§ **YOUR OBJECTIVE**
Each record below should appear again exactly as written.

§ **MATERIAL FOR THIS EXERCISE**
↓

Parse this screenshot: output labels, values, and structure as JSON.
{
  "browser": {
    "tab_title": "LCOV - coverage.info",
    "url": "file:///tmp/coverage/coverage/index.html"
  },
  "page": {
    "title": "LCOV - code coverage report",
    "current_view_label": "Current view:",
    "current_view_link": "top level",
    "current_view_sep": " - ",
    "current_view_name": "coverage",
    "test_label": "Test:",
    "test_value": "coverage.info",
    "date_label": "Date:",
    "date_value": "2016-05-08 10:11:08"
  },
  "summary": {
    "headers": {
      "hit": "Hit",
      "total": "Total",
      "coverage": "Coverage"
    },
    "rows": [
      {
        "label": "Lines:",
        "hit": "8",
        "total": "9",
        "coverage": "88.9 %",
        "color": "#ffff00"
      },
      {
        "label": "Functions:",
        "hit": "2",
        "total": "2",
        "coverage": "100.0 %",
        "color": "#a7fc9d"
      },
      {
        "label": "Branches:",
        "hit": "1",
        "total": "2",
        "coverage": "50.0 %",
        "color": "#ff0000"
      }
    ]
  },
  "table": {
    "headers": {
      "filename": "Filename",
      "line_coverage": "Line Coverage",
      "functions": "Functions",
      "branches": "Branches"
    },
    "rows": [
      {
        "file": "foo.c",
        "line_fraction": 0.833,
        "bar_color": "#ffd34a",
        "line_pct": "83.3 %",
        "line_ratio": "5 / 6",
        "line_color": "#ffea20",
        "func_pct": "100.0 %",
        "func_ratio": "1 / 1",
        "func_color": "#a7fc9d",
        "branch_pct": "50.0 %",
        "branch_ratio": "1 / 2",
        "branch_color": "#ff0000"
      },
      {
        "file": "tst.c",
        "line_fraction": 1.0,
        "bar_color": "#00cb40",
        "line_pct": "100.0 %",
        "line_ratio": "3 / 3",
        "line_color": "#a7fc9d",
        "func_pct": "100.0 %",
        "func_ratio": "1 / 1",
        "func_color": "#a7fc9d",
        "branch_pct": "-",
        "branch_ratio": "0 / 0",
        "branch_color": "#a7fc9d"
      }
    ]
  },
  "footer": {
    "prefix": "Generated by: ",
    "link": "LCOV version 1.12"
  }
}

↑

§ **CORRECT ANSWER**
Parse this screenshot: output labels, values, and structure as JSON.
{
  "browser": {
    "tab_title": "LCOV - coverage.info",
    "url": "file:///tmp/coverage/coverage/index.html"
  },
  "page": {
    "title": "LCOV - code coverage report",
    "current_view_label": "Current view:",
    "current_view_link": "top level",
    "current_view_sep": " - ",
    "current_view_name": "coverage",
    "test_label": "Test:",
    "test_value": "coverage.info",
    "date_label": "Date:",
    "date_value": "2016-05-08 10:11:08"
  },
  "summary": {
    "headers": {
      "hit": "Hit",
      "total": "Total",
      "coverage": "Coverage"
    },
    "rows": [
      {
        "label": "Lines:",
        "hit": "8",
        "total": "9",
        "coverage": "88.9 %",
        "color": "#ffff00"
      },
      {
        "label": "Functions:",
        "hit": "2",
        "total": "2",
        "coverage": "100.0 %",
        "color": "#a7fc9d"
      },
      {
        "label": "Branches:",
        "hit": "1",
        "total": "2",
        "coverage": "50.0 %",
        "color": "#ff0000"
      }
    ]
  },
  "table": {
    "headers": {
      "filename": "Filename",
      "line_coverage": "Line Coverage",
      "functions": "Functions",
      "branches": "Branches"
    },
    "rows": [
      {
        "file": "foo.c",
        "line_fraction": 0.833,
        "bar_color": "#ffd34a",
        "line_pct": "83.3 %",
        "line_ratio": "5 / 6",
        "line_color": "#ffea20",
        "func_pct": "100.0 %",
        "func_ratio": "1 / 1",
        "func_color": "#a7fc9d",
        "branch_pct": "50.0 %",
        "branch_ratio": "1 / 2",
        "branch_color": "#ff0000"
      },
      {
        "file": "tst.c",
        "line_fraction": 1.0,
        "bar_color": "#00cb40",
        "line_pct": "100.0 %",
        "line_ratio": "3 / 3",
        "line_color": "#a7fc9d",
        "func_pct": "100.0 %",
        "func_ratio": "1 / 1",
        "func_color": "#a7fc9d",
        "branch_pct": "-",
        "branch_ratio": "0 / 0",
        "branch_color": "#a7fc9d"
      }
    ]
  },
  "footer": {
    "prefix": "Generated by: ",
    "link": "LCOV version 1.12"
  }
}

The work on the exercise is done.